> **Goal**: Select every line containing the word "numbers" from the material, and copy those lines.

> **Stored records**:
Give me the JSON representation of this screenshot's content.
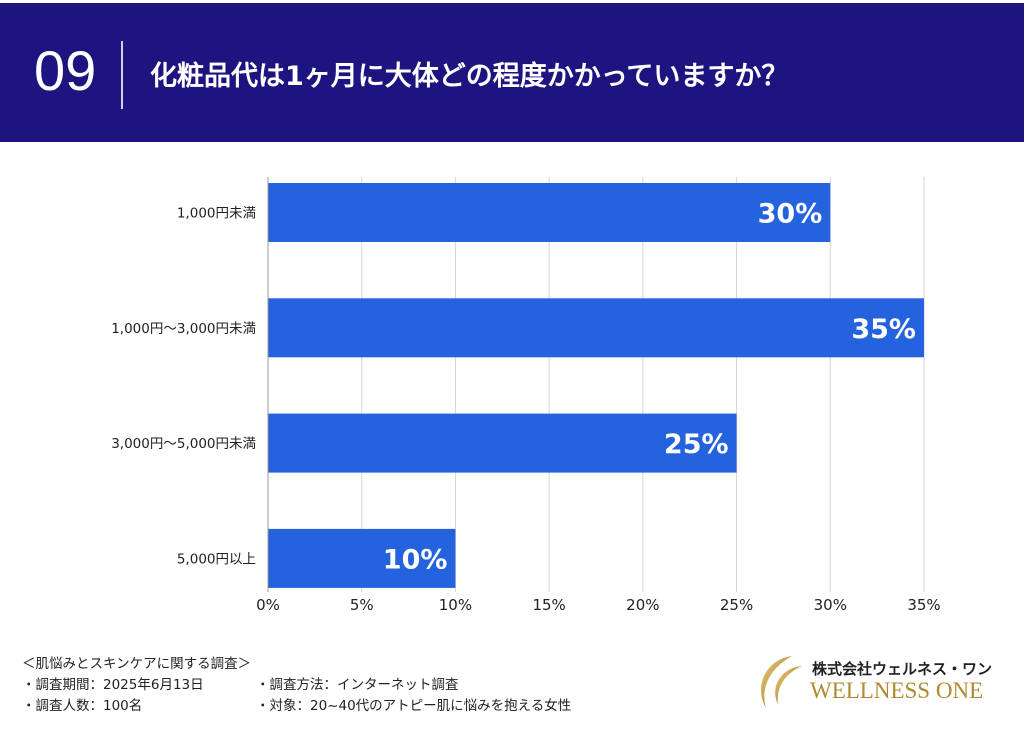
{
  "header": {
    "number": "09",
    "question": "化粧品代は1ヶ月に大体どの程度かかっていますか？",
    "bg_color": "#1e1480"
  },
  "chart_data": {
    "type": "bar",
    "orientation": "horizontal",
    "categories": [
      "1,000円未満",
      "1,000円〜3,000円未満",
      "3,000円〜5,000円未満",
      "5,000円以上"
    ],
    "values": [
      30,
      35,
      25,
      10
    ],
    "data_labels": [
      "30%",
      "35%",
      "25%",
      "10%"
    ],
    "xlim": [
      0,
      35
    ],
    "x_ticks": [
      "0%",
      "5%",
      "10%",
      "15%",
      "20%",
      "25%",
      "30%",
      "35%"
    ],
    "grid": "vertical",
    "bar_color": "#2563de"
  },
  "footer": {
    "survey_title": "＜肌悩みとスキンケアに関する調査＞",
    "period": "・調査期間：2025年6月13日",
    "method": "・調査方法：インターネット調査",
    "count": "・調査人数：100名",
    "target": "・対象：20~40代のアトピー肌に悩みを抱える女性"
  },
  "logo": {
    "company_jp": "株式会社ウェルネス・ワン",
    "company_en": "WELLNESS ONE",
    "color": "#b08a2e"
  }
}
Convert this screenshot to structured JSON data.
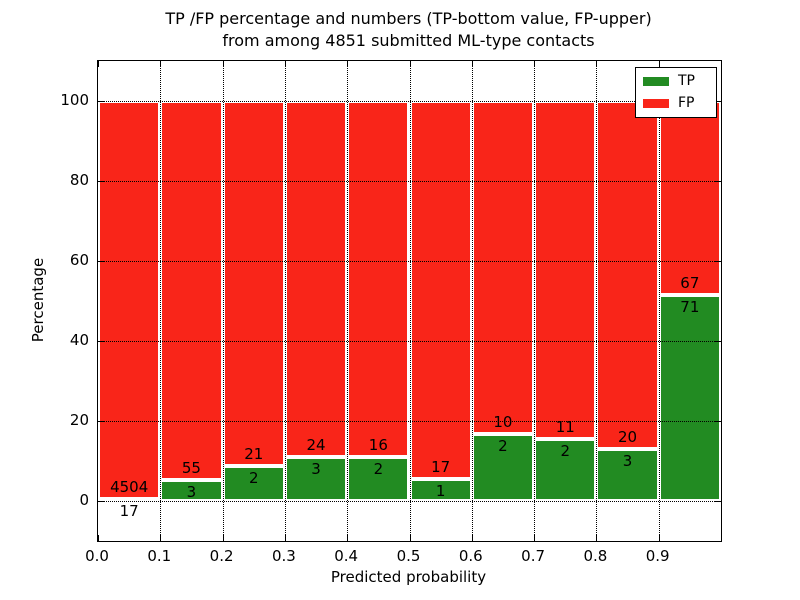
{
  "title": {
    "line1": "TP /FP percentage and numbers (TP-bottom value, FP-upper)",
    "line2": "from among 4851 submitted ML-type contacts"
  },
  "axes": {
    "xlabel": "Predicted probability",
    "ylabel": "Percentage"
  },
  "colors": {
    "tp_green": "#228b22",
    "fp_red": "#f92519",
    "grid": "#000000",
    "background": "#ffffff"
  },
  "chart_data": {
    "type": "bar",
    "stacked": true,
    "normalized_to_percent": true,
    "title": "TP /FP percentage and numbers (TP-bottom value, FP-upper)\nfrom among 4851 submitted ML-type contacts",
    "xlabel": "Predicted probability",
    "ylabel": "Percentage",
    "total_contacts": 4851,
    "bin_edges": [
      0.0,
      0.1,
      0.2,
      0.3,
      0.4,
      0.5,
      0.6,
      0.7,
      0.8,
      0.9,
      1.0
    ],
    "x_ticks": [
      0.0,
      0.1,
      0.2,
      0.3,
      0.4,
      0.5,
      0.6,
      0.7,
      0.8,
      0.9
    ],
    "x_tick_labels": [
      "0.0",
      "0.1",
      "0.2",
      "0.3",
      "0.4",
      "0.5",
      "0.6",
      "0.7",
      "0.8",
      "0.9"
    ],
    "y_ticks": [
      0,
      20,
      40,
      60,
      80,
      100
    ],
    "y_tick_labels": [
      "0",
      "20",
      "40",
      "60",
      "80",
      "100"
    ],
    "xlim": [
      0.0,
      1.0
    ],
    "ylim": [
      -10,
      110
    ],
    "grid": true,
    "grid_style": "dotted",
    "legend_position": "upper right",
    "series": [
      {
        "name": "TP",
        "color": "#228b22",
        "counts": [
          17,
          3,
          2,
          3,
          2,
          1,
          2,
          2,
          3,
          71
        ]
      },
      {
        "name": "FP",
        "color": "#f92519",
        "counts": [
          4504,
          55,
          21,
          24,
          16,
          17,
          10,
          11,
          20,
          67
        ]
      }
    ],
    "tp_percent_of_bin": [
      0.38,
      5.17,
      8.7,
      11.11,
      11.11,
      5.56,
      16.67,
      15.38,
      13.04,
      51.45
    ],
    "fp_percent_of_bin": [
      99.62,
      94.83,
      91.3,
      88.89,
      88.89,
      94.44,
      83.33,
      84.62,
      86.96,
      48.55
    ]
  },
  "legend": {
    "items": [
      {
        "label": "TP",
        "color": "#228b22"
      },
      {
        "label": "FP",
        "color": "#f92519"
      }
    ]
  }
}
* * *
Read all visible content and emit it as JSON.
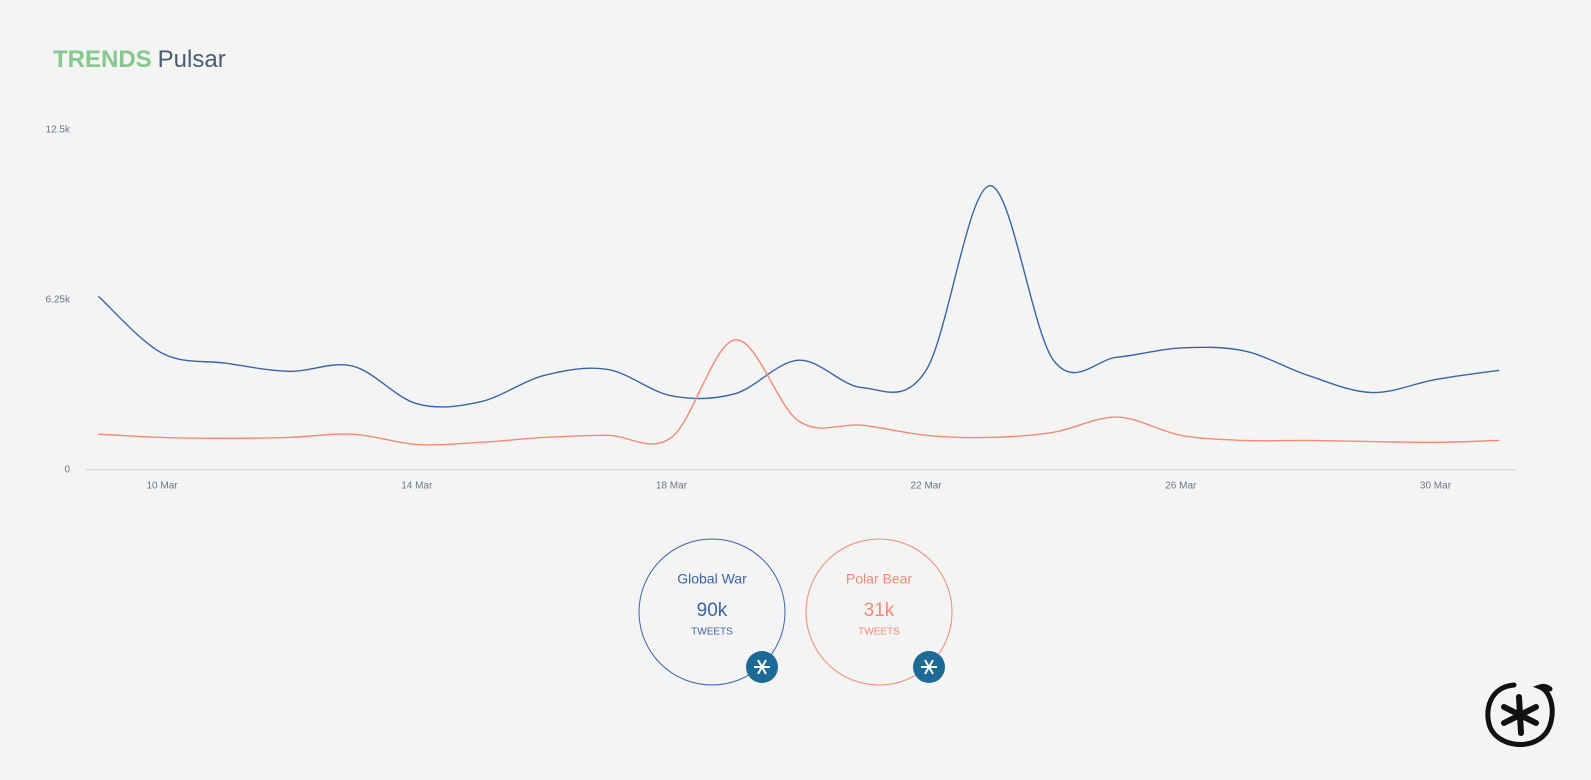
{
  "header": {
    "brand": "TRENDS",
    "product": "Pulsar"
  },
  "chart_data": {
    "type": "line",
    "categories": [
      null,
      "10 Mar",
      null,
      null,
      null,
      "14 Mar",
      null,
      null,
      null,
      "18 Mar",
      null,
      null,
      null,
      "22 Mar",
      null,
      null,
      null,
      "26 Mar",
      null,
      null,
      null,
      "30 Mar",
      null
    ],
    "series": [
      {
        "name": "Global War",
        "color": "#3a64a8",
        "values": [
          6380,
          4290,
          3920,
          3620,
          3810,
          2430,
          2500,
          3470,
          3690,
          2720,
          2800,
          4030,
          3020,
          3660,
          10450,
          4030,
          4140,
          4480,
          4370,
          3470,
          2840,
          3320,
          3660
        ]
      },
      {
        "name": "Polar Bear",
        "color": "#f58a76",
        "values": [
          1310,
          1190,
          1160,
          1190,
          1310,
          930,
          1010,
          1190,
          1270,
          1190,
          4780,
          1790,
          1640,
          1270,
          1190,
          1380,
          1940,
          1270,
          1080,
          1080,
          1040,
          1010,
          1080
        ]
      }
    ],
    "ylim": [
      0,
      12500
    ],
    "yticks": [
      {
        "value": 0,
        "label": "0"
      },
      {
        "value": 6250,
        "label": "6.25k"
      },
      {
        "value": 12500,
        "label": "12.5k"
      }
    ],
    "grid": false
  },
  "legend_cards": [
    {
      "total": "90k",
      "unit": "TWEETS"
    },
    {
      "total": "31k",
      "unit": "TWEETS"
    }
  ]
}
==
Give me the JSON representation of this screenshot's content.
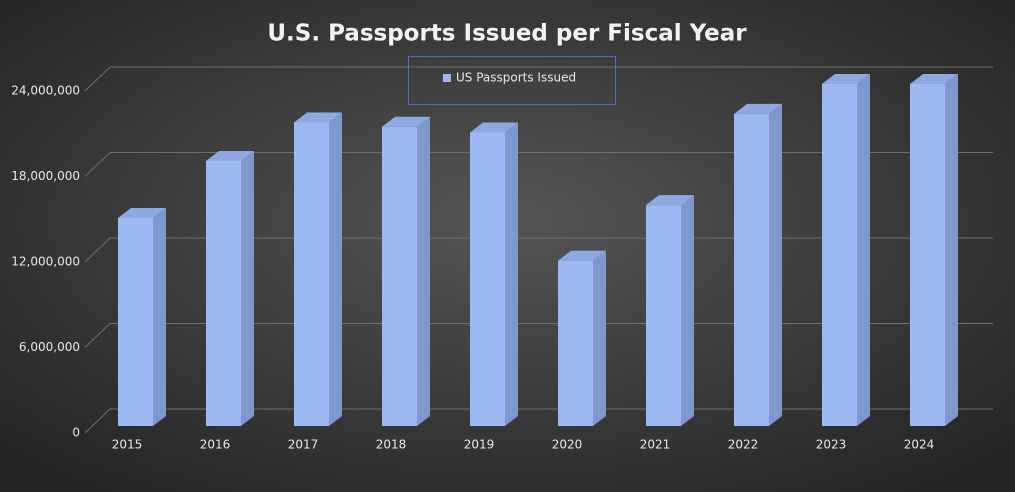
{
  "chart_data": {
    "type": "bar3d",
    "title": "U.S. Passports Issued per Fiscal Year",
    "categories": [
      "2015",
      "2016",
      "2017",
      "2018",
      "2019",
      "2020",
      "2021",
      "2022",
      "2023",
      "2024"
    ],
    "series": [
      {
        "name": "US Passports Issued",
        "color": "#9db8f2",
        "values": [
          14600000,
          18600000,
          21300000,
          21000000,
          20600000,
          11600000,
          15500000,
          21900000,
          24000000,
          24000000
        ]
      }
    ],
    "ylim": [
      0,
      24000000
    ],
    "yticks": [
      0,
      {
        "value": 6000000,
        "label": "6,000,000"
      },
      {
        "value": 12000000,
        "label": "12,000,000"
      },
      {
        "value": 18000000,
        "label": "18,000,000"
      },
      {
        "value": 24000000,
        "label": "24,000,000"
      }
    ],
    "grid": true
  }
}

> **Worked answer**:
    "line1": "TP /FP percentage and numbers (TP-bottom value, FP-upper)",
    "title": "TP /FP percentage and numbers (TP-bottom value, FP-upper)\nfrom among 4851 submitted ML-type contacts",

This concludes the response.